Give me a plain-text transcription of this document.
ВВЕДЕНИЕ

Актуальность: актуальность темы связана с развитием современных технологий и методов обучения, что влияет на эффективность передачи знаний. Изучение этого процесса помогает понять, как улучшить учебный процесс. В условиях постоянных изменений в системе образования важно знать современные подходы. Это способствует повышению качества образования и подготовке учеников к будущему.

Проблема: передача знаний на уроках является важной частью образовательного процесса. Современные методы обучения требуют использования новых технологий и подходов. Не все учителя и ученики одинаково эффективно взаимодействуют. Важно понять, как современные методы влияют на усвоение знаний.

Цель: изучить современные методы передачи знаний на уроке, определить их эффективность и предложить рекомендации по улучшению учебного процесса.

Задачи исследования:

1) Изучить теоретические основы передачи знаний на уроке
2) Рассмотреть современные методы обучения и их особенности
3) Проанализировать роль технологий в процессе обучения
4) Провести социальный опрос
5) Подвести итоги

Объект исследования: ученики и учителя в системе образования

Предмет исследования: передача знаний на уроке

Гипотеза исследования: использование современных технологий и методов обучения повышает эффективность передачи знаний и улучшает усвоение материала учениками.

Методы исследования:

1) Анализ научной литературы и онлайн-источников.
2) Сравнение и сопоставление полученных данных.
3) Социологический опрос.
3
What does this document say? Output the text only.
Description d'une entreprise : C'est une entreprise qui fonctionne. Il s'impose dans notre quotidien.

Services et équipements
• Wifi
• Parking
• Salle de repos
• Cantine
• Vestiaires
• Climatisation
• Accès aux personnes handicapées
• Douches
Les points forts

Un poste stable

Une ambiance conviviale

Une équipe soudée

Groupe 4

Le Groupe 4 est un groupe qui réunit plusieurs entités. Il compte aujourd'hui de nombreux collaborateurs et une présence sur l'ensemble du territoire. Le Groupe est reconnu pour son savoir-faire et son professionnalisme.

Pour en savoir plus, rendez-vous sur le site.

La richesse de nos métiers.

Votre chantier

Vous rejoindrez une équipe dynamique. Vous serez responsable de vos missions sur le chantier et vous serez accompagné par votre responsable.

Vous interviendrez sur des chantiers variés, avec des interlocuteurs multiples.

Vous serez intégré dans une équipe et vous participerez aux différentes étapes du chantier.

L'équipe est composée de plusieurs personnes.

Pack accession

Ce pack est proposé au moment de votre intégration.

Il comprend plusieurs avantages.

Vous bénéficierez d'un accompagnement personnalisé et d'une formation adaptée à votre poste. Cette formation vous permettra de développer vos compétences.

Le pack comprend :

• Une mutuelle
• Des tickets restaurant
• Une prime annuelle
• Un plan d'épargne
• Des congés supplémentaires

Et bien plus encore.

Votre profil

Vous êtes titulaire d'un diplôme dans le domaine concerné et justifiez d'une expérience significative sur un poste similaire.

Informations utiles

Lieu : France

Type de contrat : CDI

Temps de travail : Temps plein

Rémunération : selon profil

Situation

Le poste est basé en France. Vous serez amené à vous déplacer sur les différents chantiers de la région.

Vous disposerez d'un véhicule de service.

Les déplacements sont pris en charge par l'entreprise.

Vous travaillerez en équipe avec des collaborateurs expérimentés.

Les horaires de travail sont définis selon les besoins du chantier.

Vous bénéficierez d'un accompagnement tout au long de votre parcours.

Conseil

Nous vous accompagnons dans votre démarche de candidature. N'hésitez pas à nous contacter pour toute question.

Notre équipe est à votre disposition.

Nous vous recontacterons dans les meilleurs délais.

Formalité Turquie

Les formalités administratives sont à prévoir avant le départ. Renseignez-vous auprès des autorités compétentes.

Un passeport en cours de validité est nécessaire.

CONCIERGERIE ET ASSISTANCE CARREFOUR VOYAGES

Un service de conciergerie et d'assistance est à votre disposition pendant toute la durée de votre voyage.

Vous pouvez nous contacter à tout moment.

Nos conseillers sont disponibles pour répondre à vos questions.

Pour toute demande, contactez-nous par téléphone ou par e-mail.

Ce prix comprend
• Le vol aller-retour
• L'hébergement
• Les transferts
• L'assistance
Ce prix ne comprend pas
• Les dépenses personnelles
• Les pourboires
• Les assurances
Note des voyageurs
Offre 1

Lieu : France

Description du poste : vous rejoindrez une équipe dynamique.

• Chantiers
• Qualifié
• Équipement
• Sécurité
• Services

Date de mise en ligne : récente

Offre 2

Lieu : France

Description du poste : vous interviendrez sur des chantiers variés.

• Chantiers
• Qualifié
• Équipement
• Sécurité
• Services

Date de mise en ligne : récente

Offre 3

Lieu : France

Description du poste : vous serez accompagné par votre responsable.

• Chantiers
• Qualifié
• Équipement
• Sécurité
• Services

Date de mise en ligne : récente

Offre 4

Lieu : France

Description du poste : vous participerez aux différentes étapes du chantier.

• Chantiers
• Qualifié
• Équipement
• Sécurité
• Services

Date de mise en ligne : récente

※ ※ ※

Work out how many lines in the entries hold the string "différentes". Your answer should consist solely of that number.

2